[Spatial layout data]
— start —

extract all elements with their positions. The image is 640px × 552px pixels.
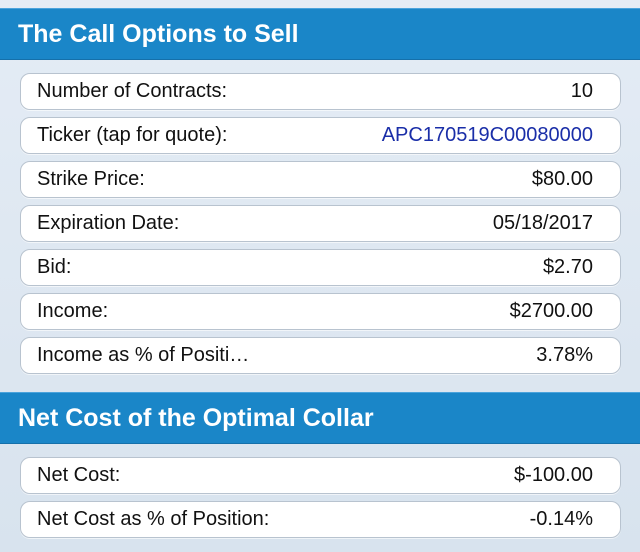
ticker-link[interactable]: APC170519C00080000 bbox=[381, 124, 593, 146]
row-value: 10 bbox=[570, 80, 593, 102]
row-label: Number of Contracts: bbox=[37, 80, 228, 102]
row-value: $80.00 bbox=[531, 168, 593, 190]
row-value: 3.78% bbox=[536, 344, 593, 366]
row-bid: Bid: $2.70 bbox=[20, 249, 621, 286]
row-income-percent: Income as % of Positi… 3.78% bbox=[20, 337, 621, 374]
row-number-of-contracts: Number of Contracts: 10 bbox=[20, 73, 621, 110]
row-value: $2700.00 bbox=[509, 300, 593, 322]
row-ticker[interactable]: Ticker (tap for quote): APC170519C000800… bbox=[20, 117, 621, 154]
row-expiration-date: Expiration Date: 05/18/2017 bbox=[20, 205, 621, 242]
row-value: -0.14% bbox=[529, 508, 593, 530]
row-label: Bid: bbox=[37, 256, 72, 278]
row-value: $2.70 bbox=[542, 256, 593, 278]
row-label: Ticker (tap for quote): bbox=[37, 124, 228, 146]
row-label: Expiration Date: bbox=[37, 212, 180, 234]
row-label: Net Cost as % of Position: bbox=[37, 508, 270, 530]
section-header-call-options: The Call Options to Sell bbox=[0, 8, 640, 60]
row-label: Income as % of Positi… bbox=[37, 344, 250, 366]
row-label: Net Cost: bbox=[37, 464, 121, 486]
row-income: Income: $2700.00 bbox=[20, 293, 621, 330]
section-header-net-cost: Net Cost of the Optimal Collar bbox=[0, 392, 640, 444]
row-net-cost: Net Cost: $-100.00 bbox=[20, 457, 621, 494]
row-value: $-100.00 bbox=[514, 464, 593, 486]
row-value: 05/18/2017 bbox=[492, 212, 593, 234]
row-label: Income: bbox=[37, 300, 109, 322]
section-title: The Call Options to Sell bbox=[18, 19, 299, 48]
row-label: Strike Price: bbox=[37, 168, 145, 190]
row-net-cost-percent: Net Cost as % of Position: -0.14% bbox=[20, 501, 621, 538]
row-strike-price: Strike Price: $80.00 bbox=[20, 161, 621, 198]
section-title: Net Cost of the Optimal Collar bbox=[18, 403, 374, 432]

— end —

Return every line of the records above without any change, and leave the pictures out of your answer.

** OUTPUT OF THE TASK **
extract all elements with their positions. The image is 640px × 552px pixels.
ticker-link[interactable]: APC170519C00080000 bbox=[381, 124, 593, 146]
row-value: 10 bbox=[570, 80, 593, 102]
row-label: Number of Contracts: bbox=[37, 80, 228, 102]
row-value: $80.00 bbox=[531, 168, 593, 190]
row-value: 3.78% bbox=[536, 344, 593, 366]
row-bid: Bid: $2.70 bbox=[20, 249, 621, 286]
row-income-percent: Income as % of Positi… 3.78% bbox=[20, 337, 621, 374]
row-number-of-contracts: Number of Contracts: 10 bbox=[20, 73, 621, 110]
row-value: $2700.00 bbox=[509, 300, 593, 322]
row-ticker[interactable]: Ticker (tap for quote): APC170519C000800… bbox=[20, 117, 621, 154]
row-expiration-date: Expiration Date: 05/18/2017 bbox=[20, 205, 621, 242]
row-value: -0.14% bbox=[529, 508, 593, 530]
row-label: Bid: bbox=[37, 256, 72, 278]
row-value: $2.70 bbox=[542, 256, 593, 278]
row-label: Ticker (tap for quote): bbox=[37, 124, 228, 146]
row-label: Expiration Date: bbox=[37, 212, 180, 234]
row-label: Net Cost as % of Position: bbox=[37, 508, 270, 530]
section-header-call-options: The Call Options to Sell bbox=[0, 8, 640, 60]
row-label: Income as % of Positi… bbox=[37, 344, 250, 366]
row-label: Net Cost: bbox=[37, 464, 121, 486]
row-income: Income: $2700.00 bbox=[20, 293, 621, 330]
section-header-net-cost: Net Cost of the Optimal Collar bbox=[0, 392, 640, 444]
row-net-cost: Net Cost: $-100.00 bbox=[20, 457, 621, 494]
row-value: $-100.00 bbox=[514, 464, 593, 486]
row-value: 05/18/2017 bbox=[492, 212, 593, 234]
row-label: Income: bbox=[37, 300, 109, 322]
section-title: The Call Options to Sell bbox=[18, 19, 299, 48]
row-label: Strike Price: bbox=[37, 168, 145, 190]
row-net-cost-percent: Net Cost as % of Position: -0.14% bbox=[20, 501, 621, 538]
row-strike-price: Strike Price: $80.00 bbox=[20, 161, 621, 198]
section-title: Net Cost of the Optimal Collar bbox=[18, 403, 374, 432]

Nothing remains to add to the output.